[Exercise task]
Where a line holds the string "PowerBASIC", return that line.

[Records shown]
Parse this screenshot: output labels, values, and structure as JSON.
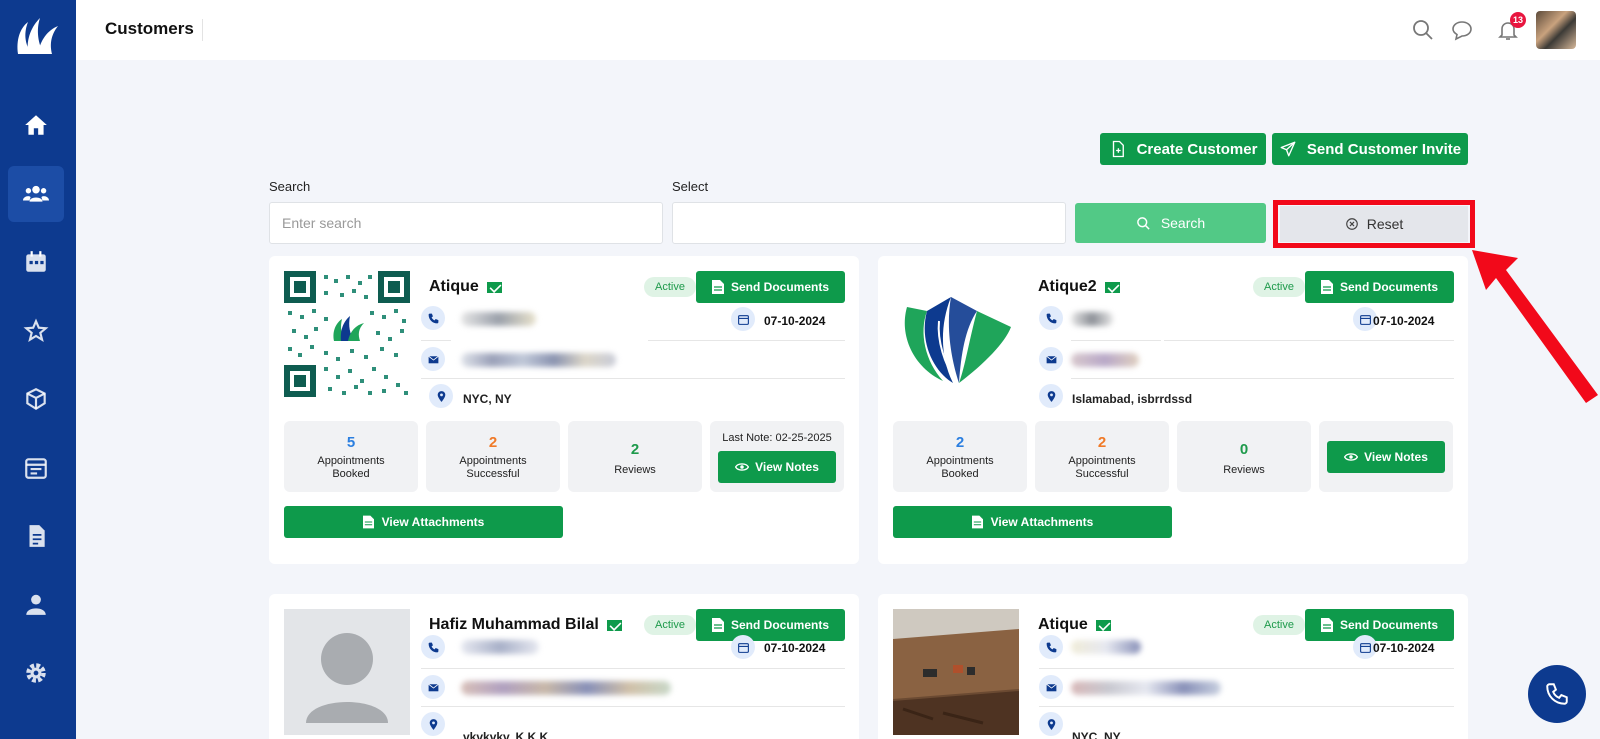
{
  "header": {
    "title": "Customers",
    "notification_count": "13"
  },
  "sidebar": {
    "items": [
      {
        "icon": "home-icon"
      },
      {
        "icon": "users-icon"
      },
      {
        "icon": "calendar-icon"
      },
      {
        "icon": "star-icon"
      },
      {
        "icon": "box-icon"
      },
      {
        "icon": "schedule-icon"
      },
      {
        "icon": "document-icon"
      },
      {
        "icon": "user-icon"
      },
      {
        "icon": "gear-icon"
      }
    ],
    "active_index": 1
  },
  "actions": {
    "create_customer": "Create Customer",
    "send_invite": "Send Customer Invite"
  },
  "filters": {
    "search_label": "Search",
    "search_placeholder": "Enter search",
    "select_label": "Select",
    "search_button": "Search",
    "reset_button": "Reset"
  },
  "colors": {
    "sidebar": "#0d3a8f",
    "primary_green": "#0e9a4b",
    "highlight_red": "#f2091a"
  },
  "customers": [
    {
      "name": "Atique",
      "status": "Active",
      "send_docs": "Send Documents",
      "date": "07-10-2024",
      "location": "NYC, NY",
      "stats": {
        "booked": "5",
        "booked_label": "Appointments Booked",
        "successful": "2",
        "successful_label": "Appointments Successful",
        "reviews": "2",
        "reviews_label": "Reviews"
      },
      "last_note": "Last Note: 02-25-2025",
      "view_notes": "View Notes",
      "view_attachments": "View Attachments"
    },
    {
      "name": "Atique2",
      "status": "Active",
      "send_docs": "Send Documents",
      "date": "07-10-2024",
      "location": "Islamabad, isbrrdssd",
      "stats": {
        "booked": "2",
        "booked_label": "Appointments Booked",
        "successful": "2",
        "successful_label": "Appointments Successful",
        "reviews": "0",
        "reviews_label": "Reviews"
      },
      "view_notes": "View Notes",
      "view_attachments": "View Attachments"
    },
    {
      "name": "Hafiz Muhammad Bilal",
      "status": "Active",
      "send_docs": "Send Documents",
      "date": "07-10-2024",
      "location": "vkvkvkv, K K K"
    },
    {
      "name": "Atique",
      "status": "Active",
      "send_docs": "Send Documents",
      "date": "07-10-2024",
      "location": "NYC, NY"
    }
  ]
}
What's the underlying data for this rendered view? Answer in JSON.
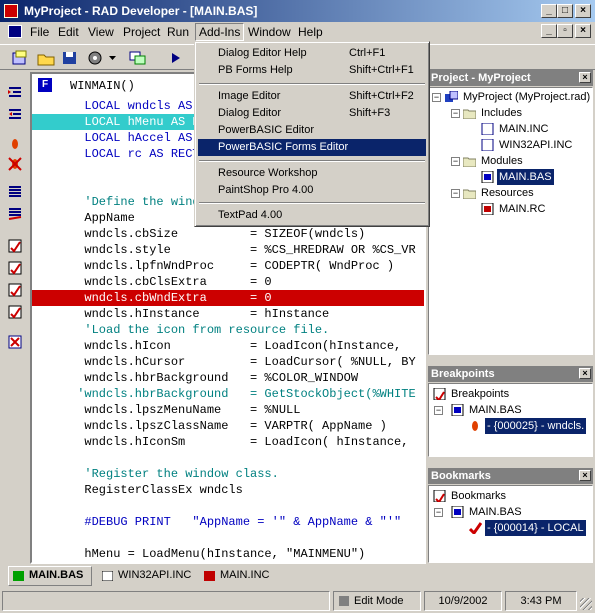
{
  "window": {
    "title": "MyProject - RAD Developer - [MAIN.BAS]"
  },
  "menubar": {
    "items": [
      "File",
      "Edit",
      "View",
      "Project",
      "Run",
      "Add-Ins",
      "Window",
      "Help"
    ]
  },
  "editor": {
    "gutter_letter": "F",
    "lines": [
      "WINMAIN()",
      "  LOCAL wndcls AS W",
      "  LOCAL hMenu AS D",
      "  LOCAL hAccel AS ",
      "  LOCAL rc AS RECT",
      "",
      "",
      "  'Define the windo",
      "  AppName",
      "  wndcls.cbSize          = SIZEOF(wndcls)",
      "  wndcls.style           = %CS_HREDRAW OR %CS_VR",
      "  wndcls.lpfnWndProc     = CODEPTR( WndProc )",
      "  wndcls.cbClsExtra      = 0",
      "  wndcls.cbWndExtra      = 0",
      "  wndcls.hInstance       = hInstance",
      "  'Load the icon from resource file.",
      "  wndcls.hIcon           = LoadIcon(hInstance, ",
      "  wndcls.hCursor         = LoadCursor( %NULL, BY",
      "  wndcls.hbrBackground   = %COLOR_WINDOW",
      " 'wndcls.hbrBackground   = GetStockObject(%WHITE",
      "  wndcls.lpszMenuName    = %NULL",
      "  wndcls.lpszClassName   = VARPTR( AppName )",
      "  wndcls.hIconSm         = LoadIcon( hInstance, ",
      "",
      "  'Register the window class.",
      "  RegisterClassEx wndcls",
      "",
      "  #DEBUG PRINT   \"AppName = '\" & AppName & \"'\"",
      "",
      "  hMenu = LoadMenu(hInstance, \"MAINMENU\")"
    ]
  },
  "addins_menu": {
    "items": [
      {
        "label": "Dialog Editor Help",
        "shortcut": "Ctrl+F1"
      },
      {
        "label": "PB Forms Help",
        "shortcut": "Shift+Ctrl+F1"
      },
      {
        "label": "Image Editor",
        "shortcut": "Shift+Ctrl+F2"
      },
      {
        "label": "Dialog Editor",
        "shortcut": "Shift+F3"
      },
      {
        "label": "PowerBASIC Editor",
        "shortcut": ""
      },
      {
        "label": "PowerBASIC Forms Editor",
        "shortcut": ""
      },
      {
        "label": "Resource Workshop",
        "shortcut": ""
      },
      {
        "label": "PaintShop Pro 4.00",
        "shortcut": ""
      },
      {
        "label": "TextPad 4.00",
        "shortcut": ""
      }
    ]
  },
  "project_panel": {
    "title": "Project - MyProject",
    "root": "MyProject (MyProject.rad)",
    "includes_label": "Includes",
    "includes": [
      "MAIN.INC",
      "WIN32API.INC"
    ],
    "modules_label": "Modules",
    "modules": [
      "MAIN.BAS"
    ],
    "resources_label": "Resources",
    "resources": [
      "MAIN.RC"
    ]
  },
  "breakpoints_panel": {
    "title": "Breakpoints",
    "root": "Breakpoints",
    "file": "MAIN.BAS",
    "entry": "- {000025} - wndcls."
  },
  "bookmarks_panel": {
    "title": "Bookmarks",
    "root": "Bookmarks",
    "file": "MAIN.BAS",
    "entry": "- {000014} - LOCAL"
  },
  "tabs": [
    "MAIN.BAS",
    "WIN32API.INC",
    "MAIN.INC"
  ],
  "status": {
    "mode": "Edit Mode",
    "date": "10/9/2002",
    "time": "3:43 PM"
  },
  "colors": {
    "title_gradient_start": "#0a246a",
    "selection": "#0a246a",
    "cyan_highlight": "#33cccc",
    "breakpoint_red": "#cc0000"
  }
}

[Result of this task]
        "label": "PowerBASIC Editor",
        "label": "PowerBASIC Forms Editor",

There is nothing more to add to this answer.